Given task.
Will you quote all of the entries, word for word?
◆ ◆ ◆ ◆ ◆ ◆ ◆
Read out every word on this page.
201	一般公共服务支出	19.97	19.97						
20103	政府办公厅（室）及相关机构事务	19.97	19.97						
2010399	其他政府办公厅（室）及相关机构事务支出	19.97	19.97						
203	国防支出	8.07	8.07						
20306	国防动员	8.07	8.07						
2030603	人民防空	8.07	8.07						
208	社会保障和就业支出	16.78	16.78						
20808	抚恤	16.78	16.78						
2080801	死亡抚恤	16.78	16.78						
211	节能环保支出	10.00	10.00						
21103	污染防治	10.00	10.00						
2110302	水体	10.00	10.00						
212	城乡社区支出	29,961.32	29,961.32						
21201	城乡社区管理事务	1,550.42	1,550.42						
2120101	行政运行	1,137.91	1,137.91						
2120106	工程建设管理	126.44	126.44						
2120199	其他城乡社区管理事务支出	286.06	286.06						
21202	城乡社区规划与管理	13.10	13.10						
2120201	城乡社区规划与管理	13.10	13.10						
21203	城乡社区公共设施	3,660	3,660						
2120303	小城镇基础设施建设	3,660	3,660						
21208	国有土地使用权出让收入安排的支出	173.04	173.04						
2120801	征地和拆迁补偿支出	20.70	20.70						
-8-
◆ ◆ ◆ ◆ ◆ ◆ ◆
Full output.
Read out every word on this page.
201	一般公共服务支出	19.97	19.97						
20103	政府办公厅（室）及相关机构事务	19.97	19.97						
2010399	其他政府办公厅（室）及相关机构事务支出	19.97	19.97						
203	国防支出	8.07	8.07						
20306	国防动员	8.07	8.07						
2030603	人民防空	8.07	8.07						
208	社会保障和就业支出	16.78	16.78						
20808	抚恤	16.78	16.78						
2080801	死亡抚恤	16.78	16.78						
211	节能环保支出	10.00	10.00						
21103	污染防治	10.00	10.00						
2110302	水体	10.00	10.00						
212	城乡社区支出	29,961.32	29,961.32						
21201	城乡社区管理事务	1,550.42	1,550.42						
2120101	行政运行	1,137.91	1,137.91						
2120106	工程建设管理	126.44	126.44						
2120199	其他城乡社区管理事务支出	286.06	286.06						
21202	城乡社区规划与管理	13.10	13.10						
2120201	城乡社区规划与管理	13.10	13.10						
21203	城乡社区公共设施	3,660	3,660						
2120303	小城镇基础设施建设	3,660	3,660						
21208	国有土地使用权出让收入安排的支出	173.04	173.04						
2120801	征地和拆迁补偿支出	20.70	20.70						
-8-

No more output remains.